◆ Problem requirements ◆
Where a line holds the word "Hoạt", copy that line.

···

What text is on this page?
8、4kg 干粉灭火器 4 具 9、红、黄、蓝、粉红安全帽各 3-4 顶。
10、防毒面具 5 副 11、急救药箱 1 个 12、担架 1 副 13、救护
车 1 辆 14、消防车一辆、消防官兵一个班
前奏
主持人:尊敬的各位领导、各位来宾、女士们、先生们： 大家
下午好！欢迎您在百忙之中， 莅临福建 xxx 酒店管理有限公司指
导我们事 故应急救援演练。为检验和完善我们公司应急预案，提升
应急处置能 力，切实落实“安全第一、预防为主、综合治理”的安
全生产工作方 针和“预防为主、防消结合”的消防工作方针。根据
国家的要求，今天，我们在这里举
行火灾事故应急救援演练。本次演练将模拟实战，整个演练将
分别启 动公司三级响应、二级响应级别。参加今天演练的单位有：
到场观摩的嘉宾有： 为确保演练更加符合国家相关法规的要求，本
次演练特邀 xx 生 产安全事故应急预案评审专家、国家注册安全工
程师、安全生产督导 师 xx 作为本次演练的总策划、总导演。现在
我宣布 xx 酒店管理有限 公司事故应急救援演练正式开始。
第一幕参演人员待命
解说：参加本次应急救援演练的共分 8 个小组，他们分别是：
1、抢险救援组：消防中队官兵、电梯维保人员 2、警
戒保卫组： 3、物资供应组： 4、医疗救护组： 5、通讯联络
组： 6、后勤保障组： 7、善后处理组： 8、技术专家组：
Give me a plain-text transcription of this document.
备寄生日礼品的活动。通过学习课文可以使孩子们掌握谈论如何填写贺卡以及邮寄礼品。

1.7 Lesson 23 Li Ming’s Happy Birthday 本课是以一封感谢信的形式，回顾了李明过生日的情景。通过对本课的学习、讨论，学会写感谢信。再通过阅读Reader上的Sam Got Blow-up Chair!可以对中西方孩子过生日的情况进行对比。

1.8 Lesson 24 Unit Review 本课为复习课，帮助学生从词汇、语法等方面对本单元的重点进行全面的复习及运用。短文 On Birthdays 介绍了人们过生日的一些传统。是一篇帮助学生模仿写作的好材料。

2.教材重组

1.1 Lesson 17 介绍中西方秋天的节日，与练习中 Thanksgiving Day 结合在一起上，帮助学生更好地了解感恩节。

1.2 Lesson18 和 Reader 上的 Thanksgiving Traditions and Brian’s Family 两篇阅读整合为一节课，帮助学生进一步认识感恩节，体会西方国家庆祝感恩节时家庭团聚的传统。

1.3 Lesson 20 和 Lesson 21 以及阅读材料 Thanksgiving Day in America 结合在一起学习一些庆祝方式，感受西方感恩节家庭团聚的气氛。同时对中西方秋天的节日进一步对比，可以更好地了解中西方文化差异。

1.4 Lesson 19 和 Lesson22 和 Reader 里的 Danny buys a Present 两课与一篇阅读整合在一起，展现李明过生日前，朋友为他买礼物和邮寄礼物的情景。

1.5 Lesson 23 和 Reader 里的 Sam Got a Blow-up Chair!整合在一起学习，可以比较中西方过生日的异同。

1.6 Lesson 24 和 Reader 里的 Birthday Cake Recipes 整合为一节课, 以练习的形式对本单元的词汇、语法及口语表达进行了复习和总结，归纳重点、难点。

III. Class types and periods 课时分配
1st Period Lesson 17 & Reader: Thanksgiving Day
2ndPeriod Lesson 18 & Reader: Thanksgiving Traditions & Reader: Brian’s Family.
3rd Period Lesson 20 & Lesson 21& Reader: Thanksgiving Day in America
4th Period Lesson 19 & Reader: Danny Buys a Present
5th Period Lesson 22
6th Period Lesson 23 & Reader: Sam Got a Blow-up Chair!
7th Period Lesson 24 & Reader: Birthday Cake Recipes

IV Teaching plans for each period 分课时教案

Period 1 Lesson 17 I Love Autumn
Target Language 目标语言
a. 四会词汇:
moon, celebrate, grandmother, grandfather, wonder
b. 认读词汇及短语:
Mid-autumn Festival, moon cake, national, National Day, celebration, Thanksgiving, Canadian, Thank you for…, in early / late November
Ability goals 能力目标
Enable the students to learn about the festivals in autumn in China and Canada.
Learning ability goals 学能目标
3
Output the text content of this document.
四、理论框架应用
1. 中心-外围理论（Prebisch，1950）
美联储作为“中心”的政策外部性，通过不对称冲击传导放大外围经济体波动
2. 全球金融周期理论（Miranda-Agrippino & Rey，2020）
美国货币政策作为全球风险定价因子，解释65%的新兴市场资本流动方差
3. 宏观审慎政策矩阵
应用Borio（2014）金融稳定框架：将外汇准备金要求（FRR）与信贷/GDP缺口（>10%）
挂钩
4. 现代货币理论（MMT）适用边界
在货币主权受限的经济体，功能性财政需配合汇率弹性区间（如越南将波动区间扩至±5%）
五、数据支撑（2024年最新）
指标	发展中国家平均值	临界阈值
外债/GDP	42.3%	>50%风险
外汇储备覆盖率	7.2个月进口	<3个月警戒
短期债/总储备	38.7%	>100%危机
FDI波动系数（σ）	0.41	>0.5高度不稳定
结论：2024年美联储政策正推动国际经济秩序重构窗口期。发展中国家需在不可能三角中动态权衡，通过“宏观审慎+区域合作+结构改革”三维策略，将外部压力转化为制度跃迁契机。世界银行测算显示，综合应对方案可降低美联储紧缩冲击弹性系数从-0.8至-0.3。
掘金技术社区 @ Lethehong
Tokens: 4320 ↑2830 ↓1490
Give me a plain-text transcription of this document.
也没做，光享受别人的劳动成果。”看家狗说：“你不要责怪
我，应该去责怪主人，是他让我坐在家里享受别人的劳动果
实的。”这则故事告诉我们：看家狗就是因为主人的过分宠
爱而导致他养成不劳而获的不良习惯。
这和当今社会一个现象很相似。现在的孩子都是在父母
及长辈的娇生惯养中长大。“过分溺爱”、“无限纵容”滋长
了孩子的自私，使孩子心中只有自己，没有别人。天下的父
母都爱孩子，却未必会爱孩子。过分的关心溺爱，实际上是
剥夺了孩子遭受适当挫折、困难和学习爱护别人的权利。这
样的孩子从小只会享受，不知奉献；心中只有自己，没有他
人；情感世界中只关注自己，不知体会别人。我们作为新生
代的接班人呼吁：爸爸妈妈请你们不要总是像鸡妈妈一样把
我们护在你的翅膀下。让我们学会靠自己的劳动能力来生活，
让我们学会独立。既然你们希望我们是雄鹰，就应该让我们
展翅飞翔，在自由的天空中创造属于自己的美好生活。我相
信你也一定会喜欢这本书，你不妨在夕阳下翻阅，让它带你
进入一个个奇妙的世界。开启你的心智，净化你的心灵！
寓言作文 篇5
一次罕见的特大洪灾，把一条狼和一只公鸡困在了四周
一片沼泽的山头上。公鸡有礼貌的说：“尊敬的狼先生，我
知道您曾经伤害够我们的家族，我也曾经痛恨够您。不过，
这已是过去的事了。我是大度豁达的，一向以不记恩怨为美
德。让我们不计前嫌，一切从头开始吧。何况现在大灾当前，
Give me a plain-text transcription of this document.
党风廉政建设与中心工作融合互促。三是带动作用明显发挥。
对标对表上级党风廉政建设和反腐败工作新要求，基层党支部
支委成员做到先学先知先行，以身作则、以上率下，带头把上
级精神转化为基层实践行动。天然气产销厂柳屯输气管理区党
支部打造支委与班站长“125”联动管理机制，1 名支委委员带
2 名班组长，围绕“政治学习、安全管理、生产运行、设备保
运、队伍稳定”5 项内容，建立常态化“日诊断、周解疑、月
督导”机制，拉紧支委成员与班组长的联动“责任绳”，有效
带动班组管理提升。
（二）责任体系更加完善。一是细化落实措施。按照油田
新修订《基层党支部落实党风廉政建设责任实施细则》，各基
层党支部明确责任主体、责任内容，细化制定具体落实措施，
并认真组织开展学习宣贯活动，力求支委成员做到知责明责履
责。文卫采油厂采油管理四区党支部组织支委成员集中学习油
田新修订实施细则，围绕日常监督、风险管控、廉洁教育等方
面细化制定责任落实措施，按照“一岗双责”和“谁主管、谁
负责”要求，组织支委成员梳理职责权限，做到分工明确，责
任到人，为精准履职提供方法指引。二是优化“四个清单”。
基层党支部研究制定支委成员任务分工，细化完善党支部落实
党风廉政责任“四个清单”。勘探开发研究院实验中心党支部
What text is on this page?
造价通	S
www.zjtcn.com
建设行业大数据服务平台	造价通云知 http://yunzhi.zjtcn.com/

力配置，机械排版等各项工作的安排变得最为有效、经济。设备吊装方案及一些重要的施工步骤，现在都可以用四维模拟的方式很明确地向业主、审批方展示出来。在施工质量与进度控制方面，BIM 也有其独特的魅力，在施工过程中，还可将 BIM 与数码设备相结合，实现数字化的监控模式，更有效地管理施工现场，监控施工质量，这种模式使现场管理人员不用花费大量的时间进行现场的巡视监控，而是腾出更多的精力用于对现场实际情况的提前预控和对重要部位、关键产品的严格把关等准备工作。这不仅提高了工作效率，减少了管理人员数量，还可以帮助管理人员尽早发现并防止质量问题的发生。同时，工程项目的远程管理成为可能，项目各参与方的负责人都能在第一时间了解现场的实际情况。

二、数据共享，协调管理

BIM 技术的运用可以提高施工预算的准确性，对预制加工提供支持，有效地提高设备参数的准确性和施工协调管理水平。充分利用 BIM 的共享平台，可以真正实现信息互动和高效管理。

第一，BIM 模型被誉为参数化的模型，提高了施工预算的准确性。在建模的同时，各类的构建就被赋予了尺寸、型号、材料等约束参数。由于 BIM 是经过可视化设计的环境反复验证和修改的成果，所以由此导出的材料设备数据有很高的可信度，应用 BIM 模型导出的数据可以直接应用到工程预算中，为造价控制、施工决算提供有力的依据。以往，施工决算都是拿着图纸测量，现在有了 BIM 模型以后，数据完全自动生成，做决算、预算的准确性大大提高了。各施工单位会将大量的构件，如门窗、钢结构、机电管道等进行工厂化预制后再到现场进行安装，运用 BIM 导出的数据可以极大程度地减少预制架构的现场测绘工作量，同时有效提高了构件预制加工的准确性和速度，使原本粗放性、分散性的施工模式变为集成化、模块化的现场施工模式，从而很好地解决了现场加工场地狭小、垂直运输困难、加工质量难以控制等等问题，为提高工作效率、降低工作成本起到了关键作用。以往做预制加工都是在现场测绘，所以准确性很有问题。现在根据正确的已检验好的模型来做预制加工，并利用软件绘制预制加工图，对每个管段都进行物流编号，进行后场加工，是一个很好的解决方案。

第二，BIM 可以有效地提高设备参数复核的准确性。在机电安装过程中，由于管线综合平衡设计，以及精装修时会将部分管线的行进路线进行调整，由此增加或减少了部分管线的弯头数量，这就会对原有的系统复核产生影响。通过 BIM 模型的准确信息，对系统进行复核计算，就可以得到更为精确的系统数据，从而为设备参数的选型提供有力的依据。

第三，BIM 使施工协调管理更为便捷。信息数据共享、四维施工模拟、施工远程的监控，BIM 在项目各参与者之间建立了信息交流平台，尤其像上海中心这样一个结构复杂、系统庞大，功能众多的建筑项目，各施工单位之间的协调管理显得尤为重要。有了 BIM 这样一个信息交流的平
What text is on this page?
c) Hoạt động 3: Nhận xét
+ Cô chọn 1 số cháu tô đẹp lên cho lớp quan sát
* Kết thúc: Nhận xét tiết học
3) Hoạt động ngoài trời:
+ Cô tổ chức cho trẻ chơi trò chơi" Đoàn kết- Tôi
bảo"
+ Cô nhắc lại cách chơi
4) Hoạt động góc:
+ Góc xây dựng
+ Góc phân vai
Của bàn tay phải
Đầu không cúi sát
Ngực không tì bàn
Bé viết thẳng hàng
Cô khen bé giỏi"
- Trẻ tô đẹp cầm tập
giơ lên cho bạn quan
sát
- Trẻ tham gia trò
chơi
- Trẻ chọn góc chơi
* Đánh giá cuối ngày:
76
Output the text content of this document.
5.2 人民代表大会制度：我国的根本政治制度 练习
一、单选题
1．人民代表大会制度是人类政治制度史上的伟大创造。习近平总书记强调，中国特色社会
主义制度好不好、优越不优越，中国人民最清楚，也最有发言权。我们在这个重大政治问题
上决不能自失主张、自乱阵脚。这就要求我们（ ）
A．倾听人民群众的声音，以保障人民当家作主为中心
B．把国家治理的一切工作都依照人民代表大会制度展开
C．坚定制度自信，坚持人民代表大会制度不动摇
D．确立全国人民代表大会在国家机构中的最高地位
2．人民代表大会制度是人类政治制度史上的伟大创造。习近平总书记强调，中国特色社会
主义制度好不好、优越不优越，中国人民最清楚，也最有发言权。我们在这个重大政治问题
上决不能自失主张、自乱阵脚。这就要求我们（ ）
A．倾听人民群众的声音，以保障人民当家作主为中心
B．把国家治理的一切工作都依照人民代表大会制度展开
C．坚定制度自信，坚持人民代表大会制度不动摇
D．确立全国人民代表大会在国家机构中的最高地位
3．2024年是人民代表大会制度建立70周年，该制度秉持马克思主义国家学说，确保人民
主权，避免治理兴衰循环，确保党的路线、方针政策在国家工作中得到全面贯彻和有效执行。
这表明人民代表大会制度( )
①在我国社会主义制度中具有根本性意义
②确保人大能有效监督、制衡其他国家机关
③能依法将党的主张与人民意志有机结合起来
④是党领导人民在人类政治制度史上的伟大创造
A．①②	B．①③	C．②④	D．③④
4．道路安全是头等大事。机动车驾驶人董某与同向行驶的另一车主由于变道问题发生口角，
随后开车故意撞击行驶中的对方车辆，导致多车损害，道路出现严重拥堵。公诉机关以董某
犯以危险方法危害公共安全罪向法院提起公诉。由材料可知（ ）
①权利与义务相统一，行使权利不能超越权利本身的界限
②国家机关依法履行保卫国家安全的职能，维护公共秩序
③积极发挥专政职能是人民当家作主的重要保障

···

◆ Exercise output ◆
c) Hoạt động 3: Nhận xét
3) Hoạt động ngoài trời:
4) Hoạt động góc:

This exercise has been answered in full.